> Your goal:
Each line that follows should be printed again exactly as it stands.

— Begin —

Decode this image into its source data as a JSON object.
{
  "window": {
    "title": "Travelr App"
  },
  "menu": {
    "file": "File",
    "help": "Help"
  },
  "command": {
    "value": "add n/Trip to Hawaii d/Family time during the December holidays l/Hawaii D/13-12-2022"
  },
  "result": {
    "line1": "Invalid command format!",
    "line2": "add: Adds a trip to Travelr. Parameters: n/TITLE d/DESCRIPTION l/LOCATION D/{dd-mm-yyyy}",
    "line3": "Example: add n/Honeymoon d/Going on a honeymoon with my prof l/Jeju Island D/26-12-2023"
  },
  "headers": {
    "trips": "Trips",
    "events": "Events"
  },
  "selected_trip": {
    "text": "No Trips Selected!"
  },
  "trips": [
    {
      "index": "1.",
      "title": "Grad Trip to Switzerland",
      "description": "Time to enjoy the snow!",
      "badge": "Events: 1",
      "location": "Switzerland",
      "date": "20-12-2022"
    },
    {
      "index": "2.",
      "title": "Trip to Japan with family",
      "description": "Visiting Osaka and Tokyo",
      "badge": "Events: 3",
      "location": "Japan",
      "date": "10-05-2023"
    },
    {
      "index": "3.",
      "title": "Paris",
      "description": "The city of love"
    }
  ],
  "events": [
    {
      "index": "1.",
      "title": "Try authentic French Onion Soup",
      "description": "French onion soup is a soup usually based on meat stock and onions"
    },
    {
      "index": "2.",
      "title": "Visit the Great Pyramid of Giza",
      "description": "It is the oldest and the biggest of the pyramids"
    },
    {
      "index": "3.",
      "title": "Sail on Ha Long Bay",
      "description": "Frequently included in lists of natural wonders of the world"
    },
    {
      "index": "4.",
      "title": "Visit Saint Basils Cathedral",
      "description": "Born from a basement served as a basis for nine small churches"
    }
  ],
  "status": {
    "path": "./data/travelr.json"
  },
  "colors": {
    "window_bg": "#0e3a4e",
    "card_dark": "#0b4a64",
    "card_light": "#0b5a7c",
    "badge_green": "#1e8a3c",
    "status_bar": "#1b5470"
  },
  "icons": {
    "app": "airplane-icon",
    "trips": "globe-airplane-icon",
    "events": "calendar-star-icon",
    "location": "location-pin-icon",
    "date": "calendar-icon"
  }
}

— End —

> Task solution:
Decode this image into its source data as a JSON object.
{
  "window": {
    "title": "Travelr App"
  },
  "menu": {
    "file": "File",
    "help": "Help"
  },
  "command": {
    "value": "add n/Trip to Hawaii d/Family time during the December holidays l/Hawaii D/13-12-2022"
  },
  "result": {
    "line1": "Invalid command format!",
    "line2": "add: Adds a trip to Travelr. Parameters: n/TITLE d/DESCRIPTION l/LOCATION D/{dd-mm-yyyy}",
    "line3": "Example: add n/Honeymoon d/Going on a honeymoon with my prof l/Jeju Island D/26-12-2023"
  },
  "headers": {
    "trips": "Trips",
    "events": "Events"
  },
  "selected_trip": {
    "text": "No Trips Selected!"
  },
  "trips": [
    {
      "index": "1.",
      "title": "Grad Trip to Switzerland",
      "description": "Time to enjoy the snow!",
      "badge": "Events: 1",
      "location": "Switzerland",
      "date": "20-12-2022"
    },
    {
      "index": "2.",
      "title": "Trip to Japan with family",
      "description": "Visiting Osaka and Tokyo",
      "badge": "Events: 3",
      "location": "Japan",
      "date": "10-05-2023"
    },
    {
      "index": "3.",
      "title": "Paris",
      "description": "The city of love"
    }
  ],
  "events": [
    {
      "index": "1.",
      "title": "Try authentic French Onion Soup",
      "description": "French onion soup is a soup usually based on meat stock and onions"
    },
    {
      "index": "2.",
      "title": "Visit the Great Pyramid of Giza",
      "description": "It is the oldest and the biggest of the pyramids"
    },
    {
      "index": "3.",
      "title": "Sail on Ha Long Bay",
      "description": "Frequently included in lists of natural wonders of the world"
    },
    {
      "index": "4.",
      "title": "Visit Saint Basils Cathedral",
      "description": "Born from a basement served as a basis for nine small churches"
    }
  ],
  "status": {
    "path": "./data/travelr.json"
  },
  "colors": {
    "window_bg": "#0e3a4e",
    "card_dark": "#0b4a64",
    "card_light": "#0b5a7c",
    "badge_green": "#1e8a3c",
    "status_bar": "#1b5470"
  },
  "icons": {
    "app": "airplane-icon",
    "trips": "globe-airplane-icon",
    "events": "calendar-star-icon",
    "location": "location-pin-icon",
    "date": "calendar-icon"
  }
}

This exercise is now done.